### STATED EXERCISE
Set down, word for word, the portion of the blog post between "Ireland Acts On" and "adversely by history.", inclusive.

### EXCERPTED PASSAGE
---------------

Ireland Acts On Clergy Sexual Abuse. India Does Not Act On Sathya Sai Baba
Posted by Barry Pittard on November 27, 2009
From Ireland comes, at long last, exposure of powerful, endemic cover up! For convenience, I post below the full text of the UK Guardian newspaper’s report of yesterday.
No nation that fails to protect children can be deemed civilized. That so many around the world have left the Sathya Sai Organization and that former devotees have been prepared to withstand almost unimaginable personal attacks and defamation owe much to the fact of love for, and the desire for protection of, our young.
One prediction can be made confidently – the international Sathya Sai Organization, in failing to take responsibility for its great wrongs, and in its extreme lack of accountability and transparency, will be treated most adversely by history.

---------------

[Entries drawn from a collection]
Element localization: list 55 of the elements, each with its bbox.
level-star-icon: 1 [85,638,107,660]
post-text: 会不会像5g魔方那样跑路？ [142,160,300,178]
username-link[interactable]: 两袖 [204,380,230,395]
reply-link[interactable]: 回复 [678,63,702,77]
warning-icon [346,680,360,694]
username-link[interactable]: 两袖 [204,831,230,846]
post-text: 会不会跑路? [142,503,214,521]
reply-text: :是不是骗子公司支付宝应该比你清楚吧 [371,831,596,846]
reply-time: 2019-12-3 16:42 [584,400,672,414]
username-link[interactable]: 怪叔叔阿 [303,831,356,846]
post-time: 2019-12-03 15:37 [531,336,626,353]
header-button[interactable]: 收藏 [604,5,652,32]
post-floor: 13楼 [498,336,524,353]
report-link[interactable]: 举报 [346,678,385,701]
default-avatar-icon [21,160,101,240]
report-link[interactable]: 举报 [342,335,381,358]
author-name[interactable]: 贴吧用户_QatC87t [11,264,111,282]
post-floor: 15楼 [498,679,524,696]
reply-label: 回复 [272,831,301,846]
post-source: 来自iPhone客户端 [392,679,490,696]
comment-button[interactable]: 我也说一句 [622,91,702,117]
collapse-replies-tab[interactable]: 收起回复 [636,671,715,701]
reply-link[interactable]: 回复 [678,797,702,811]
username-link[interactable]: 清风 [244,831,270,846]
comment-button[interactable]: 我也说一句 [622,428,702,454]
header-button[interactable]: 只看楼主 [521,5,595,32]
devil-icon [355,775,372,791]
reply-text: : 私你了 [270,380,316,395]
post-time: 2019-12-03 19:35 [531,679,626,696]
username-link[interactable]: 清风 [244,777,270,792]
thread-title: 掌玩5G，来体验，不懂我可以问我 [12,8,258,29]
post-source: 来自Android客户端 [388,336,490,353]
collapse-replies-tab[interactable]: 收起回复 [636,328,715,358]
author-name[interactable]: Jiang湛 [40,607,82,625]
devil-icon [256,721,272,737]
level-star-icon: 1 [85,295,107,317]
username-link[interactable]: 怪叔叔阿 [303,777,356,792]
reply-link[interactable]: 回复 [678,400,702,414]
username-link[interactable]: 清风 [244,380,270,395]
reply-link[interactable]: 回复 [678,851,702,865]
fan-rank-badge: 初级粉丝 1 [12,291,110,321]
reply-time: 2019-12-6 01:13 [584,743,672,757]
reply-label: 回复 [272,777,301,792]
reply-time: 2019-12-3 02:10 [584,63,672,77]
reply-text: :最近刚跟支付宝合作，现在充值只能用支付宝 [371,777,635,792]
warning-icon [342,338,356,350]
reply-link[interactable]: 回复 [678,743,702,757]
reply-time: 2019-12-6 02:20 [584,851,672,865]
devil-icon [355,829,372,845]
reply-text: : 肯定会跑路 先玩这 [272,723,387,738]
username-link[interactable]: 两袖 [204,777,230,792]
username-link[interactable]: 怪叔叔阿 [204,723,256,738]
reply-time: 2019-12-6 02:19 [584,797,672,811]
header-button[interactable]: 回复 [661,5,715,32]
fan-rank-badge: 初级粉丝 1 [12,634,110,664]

---------------

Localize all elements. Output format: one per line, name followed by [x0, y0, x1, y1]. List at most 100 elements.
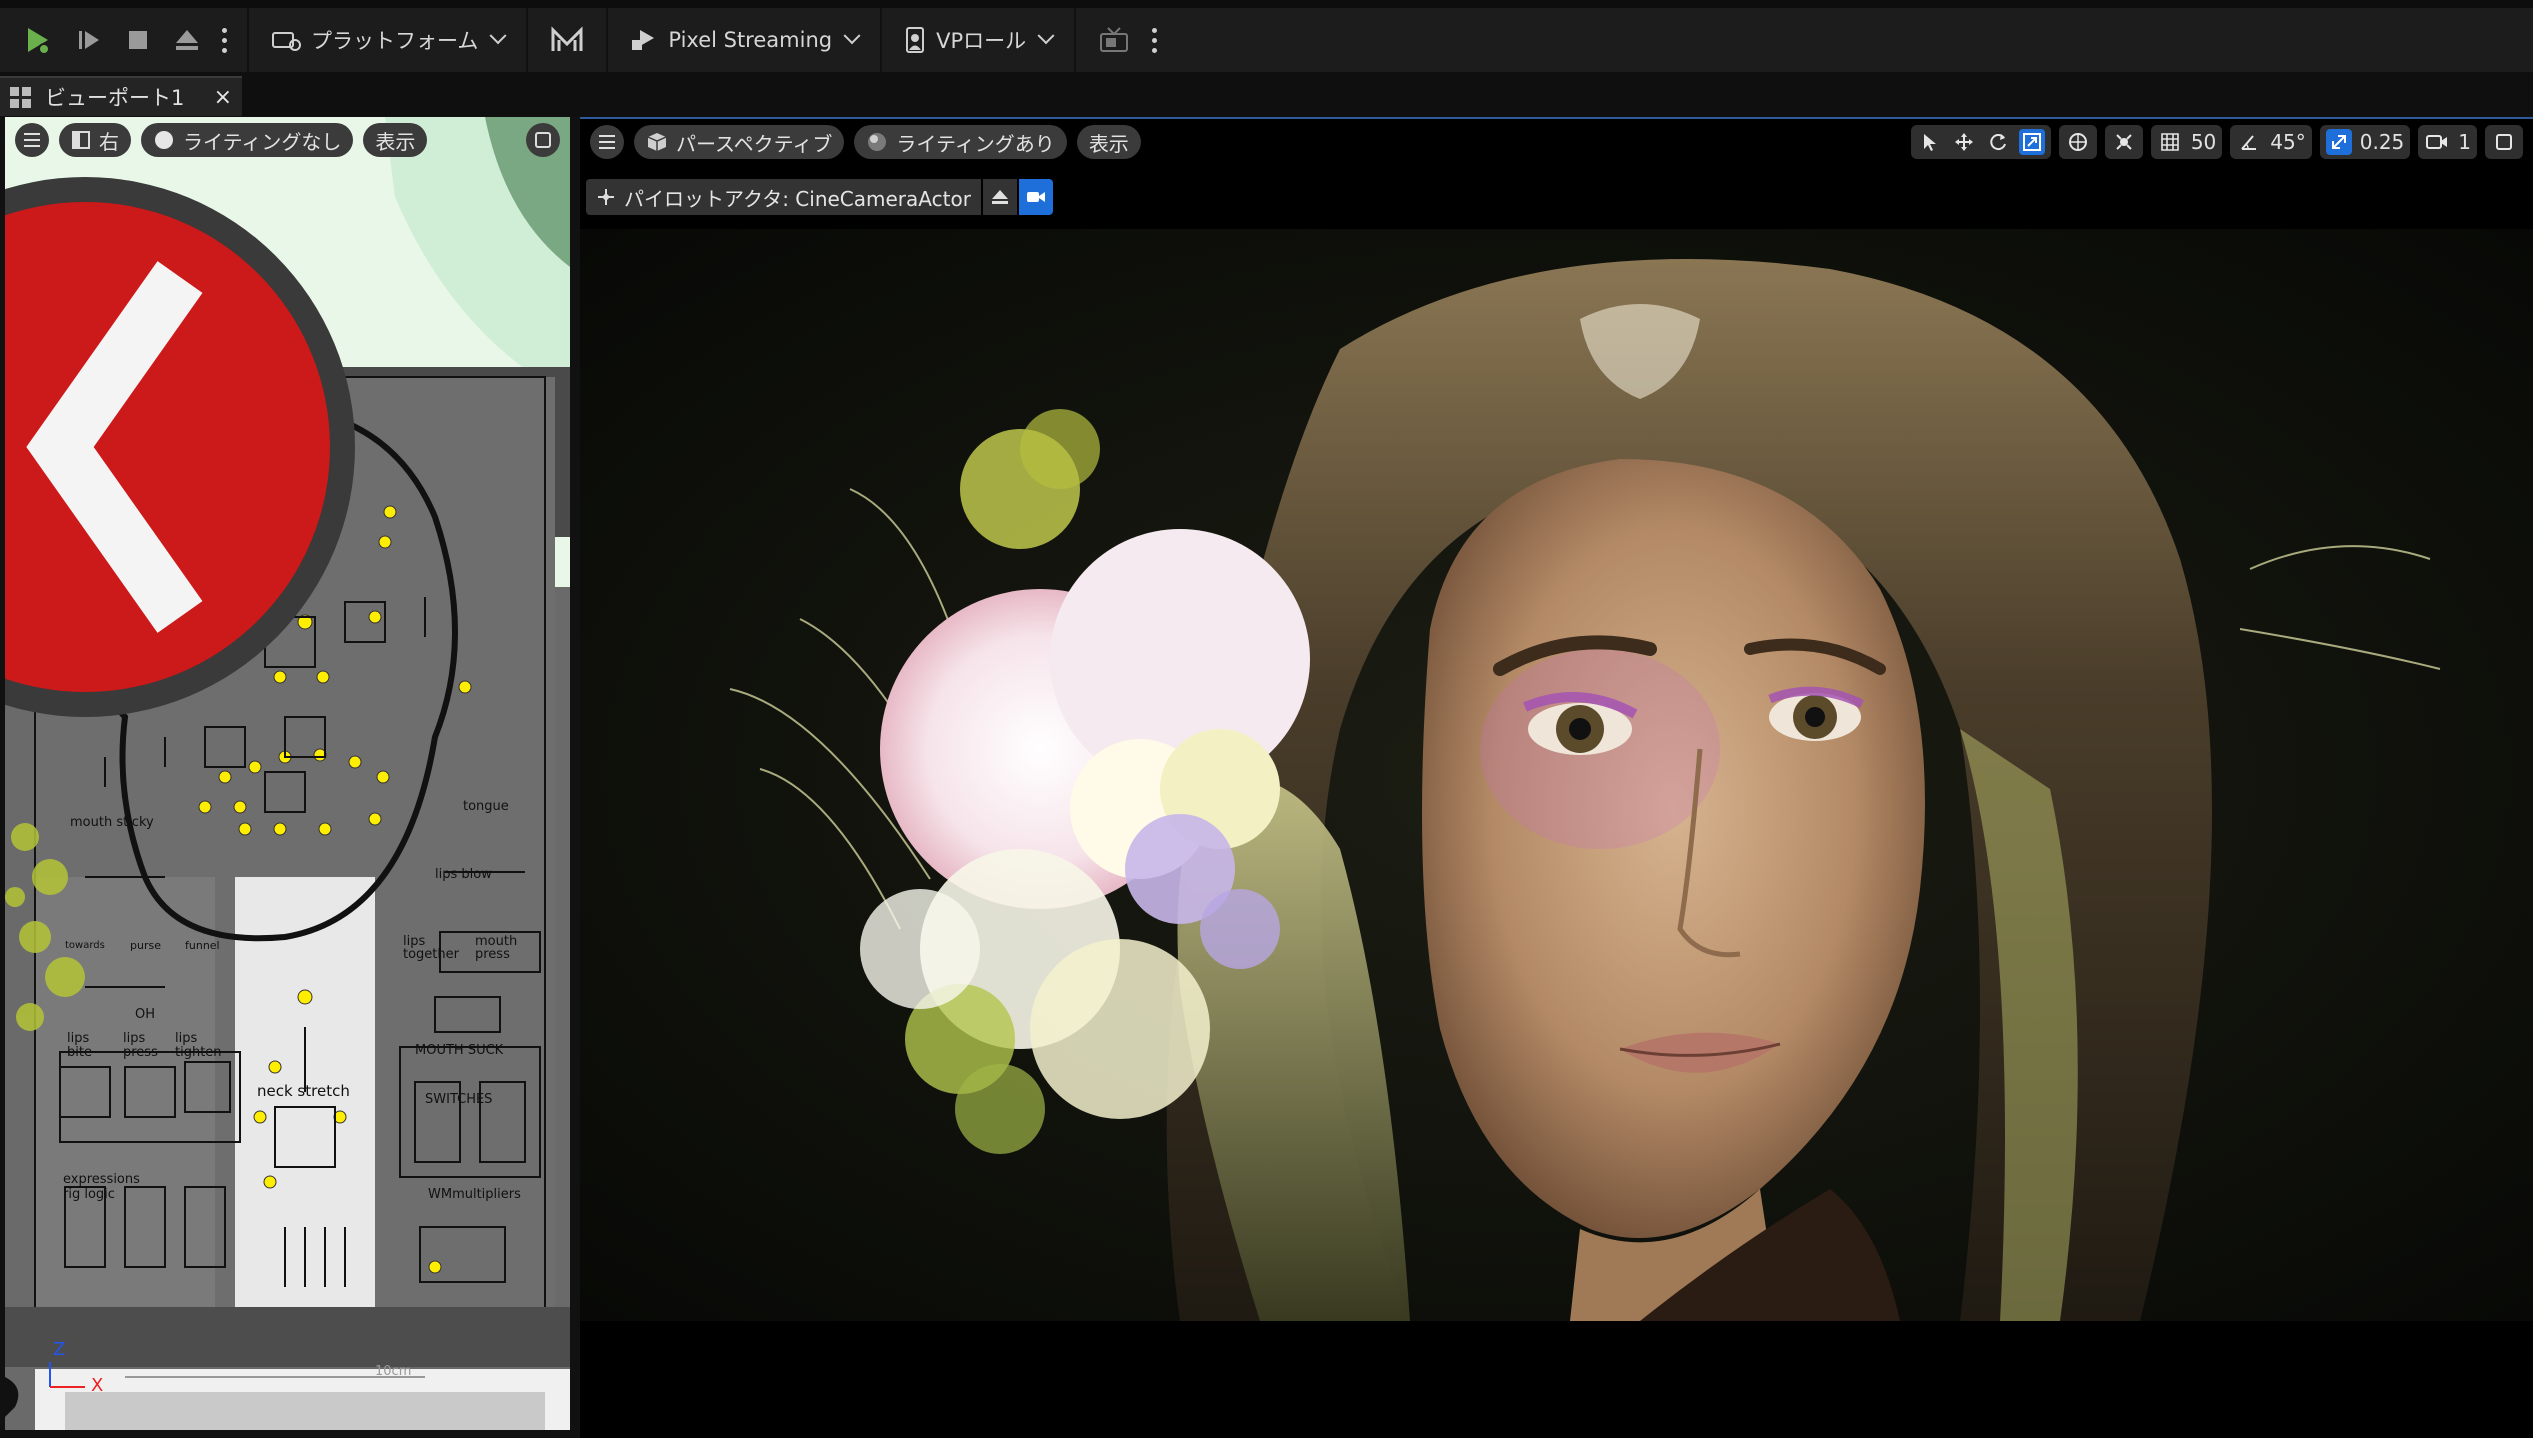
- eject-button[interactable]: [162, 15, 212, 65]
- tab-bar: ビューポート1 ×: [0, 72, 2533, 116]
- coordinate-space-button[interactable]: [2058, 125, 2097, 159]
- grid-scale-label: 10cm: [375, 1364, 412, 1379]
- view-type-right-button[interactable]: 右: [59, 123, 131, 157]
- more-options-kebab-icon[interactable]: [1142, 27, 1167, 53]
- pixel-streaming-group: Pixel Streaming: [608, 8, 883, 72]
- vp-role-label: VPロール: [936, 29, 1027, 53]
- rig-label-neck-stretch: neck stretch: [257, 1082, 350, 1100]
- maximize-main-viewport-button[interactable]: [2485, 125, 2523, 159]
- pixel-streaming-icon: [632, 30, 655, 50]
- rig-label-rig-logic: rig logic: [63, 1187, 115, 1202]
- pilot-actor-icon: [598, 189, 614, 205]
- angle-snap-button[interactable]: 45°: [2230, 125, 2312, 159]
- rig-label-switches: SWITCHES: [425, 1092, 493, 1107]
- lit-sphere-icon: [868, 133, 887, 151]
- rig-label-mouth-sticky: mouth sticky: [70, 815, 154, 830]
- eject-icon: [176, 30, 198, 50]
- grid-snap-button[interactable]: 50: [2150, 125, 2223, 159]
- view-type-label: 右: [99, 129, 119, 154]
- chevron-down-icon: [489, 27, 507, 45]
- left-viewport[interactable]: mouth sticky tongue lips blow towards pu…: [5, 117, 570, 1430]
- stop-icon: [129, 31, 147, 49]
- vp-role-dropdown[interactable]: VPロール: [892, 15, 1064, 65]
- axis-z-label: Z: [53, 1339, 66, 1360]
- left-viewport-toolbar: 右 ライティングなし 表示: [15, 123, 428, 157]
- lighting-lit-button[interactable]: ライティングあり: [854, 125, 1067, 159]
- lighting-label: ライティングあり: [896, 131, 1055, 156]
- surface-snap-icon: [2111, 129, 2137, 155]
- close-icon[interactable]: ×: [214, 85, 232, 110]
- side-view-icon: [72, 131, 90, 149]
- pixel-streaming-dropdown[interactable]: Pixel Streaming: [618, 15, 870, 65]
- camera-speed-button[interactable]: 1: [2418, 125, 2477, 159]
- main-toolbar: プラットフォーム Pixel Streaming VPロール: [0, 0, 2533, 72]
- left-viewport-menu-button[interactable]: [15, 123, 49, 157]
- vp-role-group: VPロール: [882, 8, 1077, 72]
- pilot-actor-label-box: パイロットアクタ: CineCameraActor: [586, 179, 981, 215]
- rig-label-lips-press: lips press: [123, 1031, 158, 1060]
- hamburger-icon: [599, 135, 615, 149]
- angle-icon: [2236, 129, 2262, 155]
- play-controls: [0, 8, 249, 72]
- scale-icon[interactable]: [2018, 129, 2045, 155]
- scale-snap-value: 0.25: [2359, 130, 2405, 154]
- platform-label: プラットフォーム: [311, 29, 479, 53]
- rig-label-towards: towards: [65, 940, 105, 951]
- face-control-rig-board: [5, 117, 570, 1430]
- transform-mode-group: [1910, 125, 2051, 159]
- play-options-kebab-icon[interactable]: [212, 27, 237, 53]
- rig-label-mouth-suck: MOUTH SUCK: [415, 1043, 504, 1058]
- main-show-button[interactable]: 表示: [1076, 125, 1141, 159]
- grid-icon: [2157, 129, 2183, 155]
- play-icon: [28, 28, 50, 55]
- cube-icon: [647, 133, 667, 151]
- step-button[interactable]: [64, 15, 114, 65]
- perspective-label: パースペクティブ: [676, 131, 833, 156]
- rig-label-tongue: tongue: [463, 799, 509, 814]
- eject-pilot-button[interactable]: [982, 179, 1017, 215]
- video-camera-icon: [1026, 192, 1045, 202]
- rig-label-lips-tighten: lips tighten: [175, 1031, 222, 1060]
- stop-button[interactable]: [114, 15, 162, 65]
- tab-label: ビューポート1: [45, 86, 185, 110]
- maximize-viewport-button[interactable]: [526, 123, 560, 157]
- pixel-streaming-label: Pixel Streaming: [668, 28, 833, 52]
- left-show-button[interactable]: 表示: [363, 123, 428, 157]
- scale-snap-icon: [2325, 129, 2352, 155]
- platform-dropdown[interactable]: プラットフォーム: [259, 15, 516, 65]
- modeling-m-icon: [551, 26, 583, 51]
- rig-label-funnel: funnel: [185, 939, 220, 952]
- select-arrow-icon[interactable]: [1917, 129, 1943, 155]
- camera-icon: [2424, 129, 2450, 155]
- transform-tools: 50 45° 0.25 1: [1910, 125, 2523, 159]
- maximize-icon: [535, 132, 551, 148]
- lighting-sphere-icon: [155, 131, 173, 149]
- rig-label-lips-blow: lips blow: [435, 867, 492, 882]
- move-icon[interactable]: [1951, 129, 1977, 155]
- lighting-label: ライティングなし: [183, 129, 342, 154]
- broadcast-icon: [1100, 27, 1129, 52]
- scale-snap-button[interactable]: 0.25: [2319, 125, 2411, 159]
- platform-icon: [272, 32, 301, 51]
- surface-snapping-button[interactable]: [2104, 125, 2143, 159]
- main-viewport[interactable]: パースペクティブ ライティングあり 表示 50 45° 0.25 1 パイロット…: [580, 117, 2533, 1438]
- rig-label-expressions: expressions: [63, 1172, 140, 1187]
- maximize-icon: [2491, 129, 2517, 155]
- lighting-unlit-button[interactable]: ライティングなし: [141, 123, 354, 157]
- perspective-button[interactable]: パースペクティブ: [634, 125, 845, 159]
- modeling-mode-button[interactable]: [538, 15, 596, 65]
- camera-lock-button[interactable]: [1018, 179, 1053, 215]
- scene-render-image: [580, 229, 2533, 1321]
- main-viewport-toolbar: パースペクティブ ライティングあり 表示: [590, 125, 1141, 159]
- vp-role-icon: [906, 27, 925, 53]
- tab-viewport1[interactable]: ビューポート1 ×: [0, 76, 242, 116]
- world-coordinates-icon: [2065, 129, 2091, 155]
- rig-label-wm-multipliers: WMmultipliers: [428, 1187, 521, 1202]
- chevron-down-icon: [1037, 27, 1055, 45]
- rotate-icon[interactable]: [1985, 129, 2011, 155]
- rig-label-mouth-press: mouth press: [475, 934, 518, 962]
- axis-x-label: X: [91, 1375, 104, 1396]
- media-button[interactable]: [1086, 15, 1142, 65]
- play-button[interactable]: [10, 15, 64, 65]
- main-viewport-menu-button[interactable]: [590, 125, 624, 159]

---------------

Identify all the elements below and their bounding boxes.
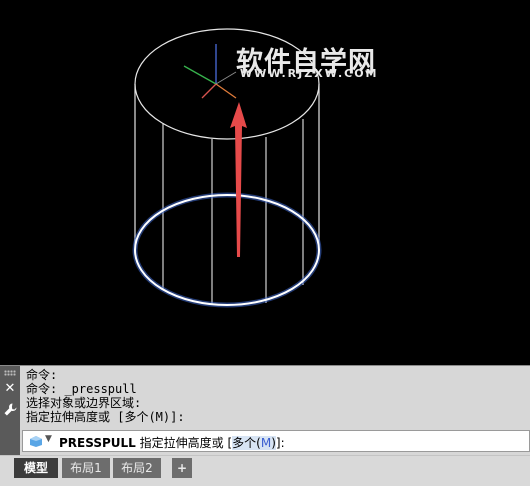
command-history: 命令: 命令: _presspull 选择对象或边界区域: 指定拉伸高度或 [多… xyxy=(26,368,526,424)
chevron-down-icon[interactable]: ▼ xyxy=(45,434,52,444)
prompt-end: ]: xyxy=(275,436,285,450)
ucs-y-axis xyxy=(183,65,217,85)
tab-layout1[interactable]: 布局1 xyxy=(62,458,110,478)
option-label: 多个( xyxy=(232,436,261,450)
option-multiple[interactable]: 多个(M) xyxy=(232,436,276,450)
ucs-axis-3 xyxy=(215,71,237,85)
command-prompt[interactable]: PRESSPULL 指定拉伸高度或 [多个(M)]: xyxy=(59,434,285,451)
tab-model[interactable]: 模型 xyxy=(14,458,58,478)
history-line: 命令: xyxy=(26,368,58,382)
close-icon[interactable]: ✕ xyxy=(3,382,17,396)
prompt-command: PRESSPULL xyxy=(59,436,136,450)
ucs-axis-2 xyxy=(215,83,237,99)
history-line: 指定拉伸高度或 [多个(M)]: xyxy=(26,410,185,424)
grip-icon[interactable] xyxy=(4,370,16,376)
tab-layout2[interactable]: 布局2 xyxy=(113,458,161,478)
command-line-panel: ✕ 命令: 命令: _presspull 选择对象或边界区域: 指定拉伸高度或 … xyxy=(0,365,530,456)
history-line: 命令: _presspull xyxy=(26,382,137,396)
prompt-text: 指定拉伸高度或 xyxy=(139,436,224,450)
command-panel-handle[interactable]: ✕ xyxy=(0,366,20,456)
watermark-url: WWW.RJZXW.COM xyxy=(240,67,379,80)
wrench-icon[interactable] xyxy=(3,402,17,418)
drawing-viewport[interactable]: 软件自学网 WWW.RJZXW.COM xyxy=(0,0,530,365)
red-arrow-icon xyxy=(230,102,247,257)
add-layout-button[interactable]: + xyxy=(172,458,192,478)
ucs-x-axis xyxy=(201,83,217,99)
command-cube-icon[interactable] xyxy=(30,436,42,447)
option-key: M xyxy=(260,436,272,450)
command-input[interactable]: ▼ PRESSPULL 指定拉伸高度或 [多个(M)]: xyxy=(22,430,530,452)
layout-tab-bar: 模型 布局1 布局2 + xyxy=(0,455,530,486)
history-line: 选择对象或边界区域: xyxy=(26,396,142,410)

---------------

### OUTPUT FOR THIS TASK
Ireland Acts On Clergy Sexual Abuse. India Does Not Act On Sathya Sai Baba
Posted by Barry Pittard on November 27, 2009
From Ireland comes, at long last, exposure of powerful, endemic cover up! For convenience, I post below the full text of the UK Guardian newspaper’s report of yesterday.
No nation that fails to protect children can be deemed civilized. That so many around the world have left the Sathya Sai Organization and that former devotees have been prepared to withstand almost unimaginable personal attacks and defamation owe much to the fact of love for, and the desire for protection of, our young.
One prediction can be made confidently – the international Sathya Sai Organization, in failing to take responsibility for its great wrongs, and in its extreme lack of accountability and transparency, will be treated most adversely by history.